**WHAT TO PRODUCE**: Repeat the listing in full, exactly as it stands.
:::
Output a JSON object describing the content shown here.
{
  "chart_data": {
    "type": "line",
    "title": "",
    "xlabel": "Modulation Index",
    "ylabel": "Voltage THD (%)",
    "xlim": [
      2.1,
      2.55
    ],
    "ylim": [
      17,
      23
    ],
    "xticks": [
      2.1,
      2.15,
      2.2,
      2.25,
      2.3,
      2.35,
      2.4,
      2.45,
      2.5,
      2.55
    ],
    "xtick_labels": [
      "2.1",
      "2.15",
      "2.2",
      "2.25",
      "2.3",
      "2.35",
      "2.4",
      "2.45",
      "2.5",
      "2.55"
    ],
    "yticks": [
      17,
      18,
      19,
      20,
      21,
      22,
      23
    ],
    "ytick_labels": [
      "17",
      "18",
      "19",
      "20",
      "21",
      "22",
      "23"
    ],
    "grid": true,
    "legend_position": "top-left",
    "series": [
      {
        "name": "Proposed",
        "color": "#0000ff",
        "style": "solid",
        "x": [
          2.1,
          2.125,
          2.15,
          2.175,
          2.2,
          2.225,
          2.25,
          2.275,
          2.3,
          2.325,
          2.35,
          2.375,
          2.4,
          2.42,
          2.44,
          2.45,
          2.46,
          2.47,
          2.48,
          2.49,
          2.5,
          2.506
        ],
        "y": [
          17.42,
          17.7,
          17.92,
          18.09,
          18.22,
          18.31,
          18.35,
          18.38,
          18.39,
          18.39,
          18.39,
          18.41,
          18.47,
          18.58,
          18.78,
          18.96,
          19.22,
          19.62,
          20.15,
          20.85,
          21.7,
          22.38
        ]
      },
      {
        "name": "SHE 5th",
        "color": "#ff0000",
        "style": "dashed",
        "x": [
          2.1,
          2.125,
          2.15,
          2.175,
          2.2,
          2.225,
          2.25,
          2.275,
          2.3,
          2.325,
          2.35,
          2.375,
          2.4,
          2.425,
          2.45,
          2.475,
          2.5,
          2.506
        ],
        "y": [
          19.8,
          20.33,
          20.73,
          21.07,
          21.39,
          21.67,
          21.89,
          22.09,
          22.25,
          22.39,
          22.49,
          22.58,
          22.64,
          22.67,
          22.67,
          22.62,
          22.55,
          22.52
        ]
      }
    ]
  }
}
:::
**TASK ANSWER**:
Output a JSON object describing the content shown here.
{
  "chart_data": {
    "type": "line",
    "title": "",
    "xlabel": "Modulation Index",
    "ylabel": "Voltage THD (%)",
    "xlim": [
      2.1,
      2.55
    ],
    "ylim": [
      17,
      23
    ],
    "xticks": [
      2.1,
      2.15,
      2.2,
      2.25,
      2.3,
      2.35,
      2.4,
      2.45,
      2.5,
      2.55
    ],
    "xtick_labels": [
      "2.1",
      "2.15",
      "2.2",
      "2.25",
      "2.3",
      "2.35",
      "2.4",
      "2.45",
      "2.5",
      "2.55"
    ],
    "yticks": [
      17,
      18,
      19,
      20,
      21,
      22,
      23
    ],
    "ytick_labels": [
      "17",
      "18",
      "19",
      "20",
      "21",
      "22",
      "23"
    ],
    "grid": true,
    "legend_position": "top-left",
    "series": [
      {
        "name": "Proposed",
        "color": "#0000ff",
        "style": "solid",
        "x": [
          2.1,
          2.125,
          2.15,
          2.175,
          2.2,
          2.225,
          2.25,
          2.275,
          2.3,
          2.325,
          2.35,
          2.375,
          2.4,
          2.42,
          2.44,
          2.45,
          2.46,
          2.47,
          2.48,
          2.49,
          2.5,
          2.506
        ],
        "y": [
          17.42,
          17.7,
          17.92,
          18.09,
          18.22,
          18.31,
          18.35,
          18.38,
          18.39,
          18.39,
          18.39,
          18.41,
          18.47,
          18.58,
          18.78,
          18.96,
          19.22,
          19.62,
          20.15,
          20.85,
          21.7,
          22.38
        ]
      },
      {
        "name": "SHE 5th",
        "color": "#ff0000",
        "style": "dashed",
        "x": [
          2.1,
          2.125,
          2.15,
          2.175,
          2.2,
          2.225,
          2.25,
          2.275,
          2.3,
          2.325,
          2.35,
          2.375,
          2.4,
          2.425,
          2.45,
          2.475,
          2.5,
          2.506
        ],
        "y": [
          19.8,
          20.33,
          20.73,
          21.07,
          21.39,
          21.67,
          21.89,
          22.09,
          22.25,
          22.39,
          22.49,
          22.58,
          22.64,
          22.67,
          22.67,
          22.62,
          22.55,
          22.52
        ]
      }
    ]
  }
}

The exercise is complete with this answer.